▶ **EXERCISE**
Reproduce each of the following items line by line, without any alteration.

[Records contained in a dataset]
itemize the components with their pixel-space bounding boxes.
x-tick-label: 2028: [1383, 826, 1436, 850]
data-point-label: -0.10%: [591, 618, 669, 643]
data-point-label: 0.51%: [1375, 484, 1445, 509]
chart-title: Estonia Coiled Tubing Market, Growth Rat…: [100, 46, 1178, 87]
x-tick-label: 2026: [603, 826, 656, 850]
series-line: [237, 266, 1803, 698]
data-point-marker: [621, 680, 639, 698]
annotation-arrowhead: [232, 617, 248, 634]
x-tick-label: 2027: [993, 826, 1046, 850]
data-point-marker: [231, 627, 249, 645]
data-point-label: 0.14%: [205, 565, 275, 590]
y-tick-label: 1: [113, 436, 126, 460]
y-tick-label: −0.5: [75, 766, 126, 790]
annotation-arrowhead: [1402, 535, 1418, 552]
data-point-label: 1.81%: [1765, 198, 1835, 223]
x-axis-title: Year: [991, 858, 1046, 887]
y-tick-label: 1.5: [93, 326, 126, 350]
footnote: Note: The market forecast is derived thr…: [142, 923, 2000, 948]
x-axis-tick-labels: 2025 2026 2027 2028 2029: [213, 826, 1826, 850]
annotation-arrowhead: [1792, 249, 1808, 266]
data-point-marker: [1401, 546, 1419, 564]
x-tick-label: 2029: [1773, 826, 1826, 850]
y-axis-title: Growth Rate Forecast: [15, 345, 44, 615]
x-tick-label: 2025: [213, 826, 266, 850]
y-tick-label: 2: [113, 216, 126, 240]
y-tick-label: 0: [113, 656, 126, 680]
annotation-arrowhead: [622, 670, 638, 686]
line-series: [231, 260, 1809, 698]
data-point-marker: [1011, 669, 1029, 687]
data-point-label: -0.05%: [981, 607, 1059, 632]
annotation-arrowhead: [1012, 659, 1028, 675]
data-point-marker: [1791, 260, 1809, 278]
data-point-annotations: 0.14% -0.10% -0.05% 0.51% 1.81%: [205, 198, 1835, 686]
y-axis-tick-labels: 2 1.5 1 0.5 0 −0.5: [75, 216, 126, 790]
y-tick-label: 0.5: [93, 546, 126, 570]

▶ **TASK OUTPUT**
itemize the components with their pixel-space bounding boxes.
x-tick-label: 2028: [1383, 826, 1436, 850]
data-point-label: -0.10%: [591, 618, 669, 643]
data-point-label: 0.51%: [1375, 484, 1445, 509]
chart-title: Estonia Coiled Tubing Market, Growth Rat…: [100, 46, 1178, 87]
x-tick-label: 2026: [603, 826, 656, 850]
series-line: [237, 266, 1803, 698]
data-point-marker: [621, 680, 639, 698]
annotation-arrowhead: [232, 617, 248, 634]
x-tick-label: 2027: [993, 826, 1046, 850]
data-point-marker: [231, 627, 249, 645]
data-point-label: 0.14%: [205, 565, 275, 590]
y-tick-label: 1: [113, 436, 126, 460]
y-tick-label: −0.5: [75, 766, 126, 790]
annotation-arrowhead: [1402, 535, 1418, 552]
data-point-label: 1.81%: [1765, 198, 1835, 223]
x-axis-title: Year: [991, 858, 1046, 887]
y-tick-label: 1.5: [93, 326, 126, 350]
footnote: Note: The market forecast is derived thr…: [142, 923, 2000, 948]
x-axis-tick-labels: 2025 2026 2027 2028 2029: [213, 826, 1826, 850]
annotation-arrowhead: [1792, 249, 1808, 266]
data-point-marker: [1401, 546, 1419, 564]
x-tick-label: 2029: [1773, 826, 1826, 850]
y-axis-title: Growth Rate Forecast: [15, 345, 44, 615]
x-tick-label: 2025: [213, 826, 266, 850]
y-tick-label: 2: [113, 216, 126, 240]
y-tick-label: 0: [113, 656, 126, 680]
annotation-arrowhead: [622, 670, 638, 686]
line-series: [231, 260, 1809, 698]
data-point-marker: [1011, 669, 1029, 687]
data-point-label: -0.05%: [981, 607, 1059, 632]
annotation-arrowhead: [1012, 659, 1028, 675]
data-point-marker: [1791, 260, 1809, 278]
data-point-annotations: 0.14% -0.10% -0.05% 0.51% 1.81%: [205, 198, 1835, 686]
y-axis-tick-labels: 2 1.5 1 0.5 0 −0.5: [75, 216, 126, 790]
y-tick-label: 0.5: [93, 546, 126, 570]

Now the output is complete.